[Start]

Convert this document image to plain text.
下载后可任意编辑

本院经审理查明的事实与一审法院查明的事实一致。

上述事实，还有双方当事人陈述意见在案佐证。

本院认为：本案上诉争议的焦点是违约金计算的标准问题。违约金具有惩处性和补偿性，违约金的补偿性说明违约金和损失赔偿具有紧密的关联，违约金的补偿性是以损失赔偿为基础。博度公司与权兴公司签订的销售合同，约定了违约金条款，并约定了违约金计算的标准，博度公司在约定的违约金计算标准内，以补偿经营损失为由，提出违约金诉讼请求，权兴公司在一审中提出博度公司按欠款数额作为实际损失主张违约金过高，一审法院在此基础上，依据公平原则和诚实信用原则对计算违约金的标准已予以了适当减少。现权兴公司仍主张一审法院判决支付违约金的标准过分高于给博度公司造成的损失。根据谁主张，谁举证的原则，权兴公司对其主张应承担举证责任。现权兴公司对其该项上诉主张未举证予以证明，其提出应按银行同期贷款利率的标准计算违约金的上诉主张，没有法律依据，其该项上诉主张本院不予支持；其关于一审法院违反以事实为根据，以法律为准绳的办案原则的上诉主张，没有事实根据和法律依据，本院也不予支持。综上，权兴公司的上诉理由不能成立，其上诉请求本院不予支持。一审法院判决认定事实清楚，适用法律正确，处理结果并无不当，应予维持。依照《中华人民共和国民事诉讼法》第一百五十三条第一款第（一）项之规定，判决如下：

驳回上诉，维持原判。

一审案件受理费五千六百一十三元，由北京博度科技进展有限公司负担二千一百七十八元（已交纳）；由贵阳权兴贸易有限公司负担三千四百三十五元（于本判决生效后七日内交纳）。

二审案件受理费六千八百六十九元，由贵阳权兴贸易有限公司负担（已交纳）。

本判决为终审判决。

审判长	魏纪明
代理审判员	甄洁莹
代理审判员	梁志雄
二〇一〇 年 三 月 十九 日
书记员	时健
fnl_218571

[End]

### EXERCISE PROMPT:
From the records above, extract every line exactly as it stands.

### SOLUTION TO THE PROBLEM:
Convert this document image to plain text.
下载后可任意编辑

本院经审理查明的事实与一审法院查明的事实一致。

上述事实，还有双方当事人陈述意见在案佐证。

本院认为：本案上诉争议的焦点是违约金计算的标准问题。违约金具有惩处性和补偿性，违约金的补偿性说明违约金和损失赔偿具有紧密的关联，违约金的补偿性是以损失赔偿为基础。博度公司与权兴公司签订的销售合同，约定了违约金条款，并约定了违约金计算的标准，博度公司在约定的违约金计算标准内，以补偿经营损失为由，提出违约金诉讼请求，权兴公司在一审中提出博度公司按欠款数额作为实际损失主张违约金过高，一审法院在此基础上，依据公平原则和诚实信用原则对计算违约金的标准已予以了适当减少。现权兴公司仍主张一审法院判决支付违约金的标准过分高于给博度公司造成的损失。根据谁主张，谁举证的原则，权兴公司对其主张应承担举证责任。现权兴公司对其该项上诉主张未举证予以证明，其提出应按银行同期贷款利率的标准计算违约金的上诉主张，没有法律依据，其该项上诉主张本院不予支持；其关于一审法院违反以事实为根据，以法律为准绳的办案原则的上诉主张，没有事实根据和法律依据，本院也不予支持。综上，权兴公司的上诉理由不能成立，其上诉请求本院不予支持。一审法院判决认定事实清楚，适用法律正确，处理结果并无不当，应予维持。依照《中华人民共和国民事诉讼法》第一百五十三条第一款第（一）项之规定，判决如下：

驳回上诉，维持原判。

一审案件受理费五千六百一十三元，由北京博度科技进展有限公司负担二千一百七十八元（已交纳）；由贵阳权兴贸易有限公司负担三千四百三十五元（于本判决生效后七日内交纳）。

二审案件受理费六千八百六十九元，由贵阳权兴贸易有限公司负担（已交纳）。

本判决为终审判决。

审判长	魏纪明
代理审判员	甄洁莹
代理审判员	梁志雄
二〇一〇 年 三 月 十九 日
书记员	时健
fnl_218571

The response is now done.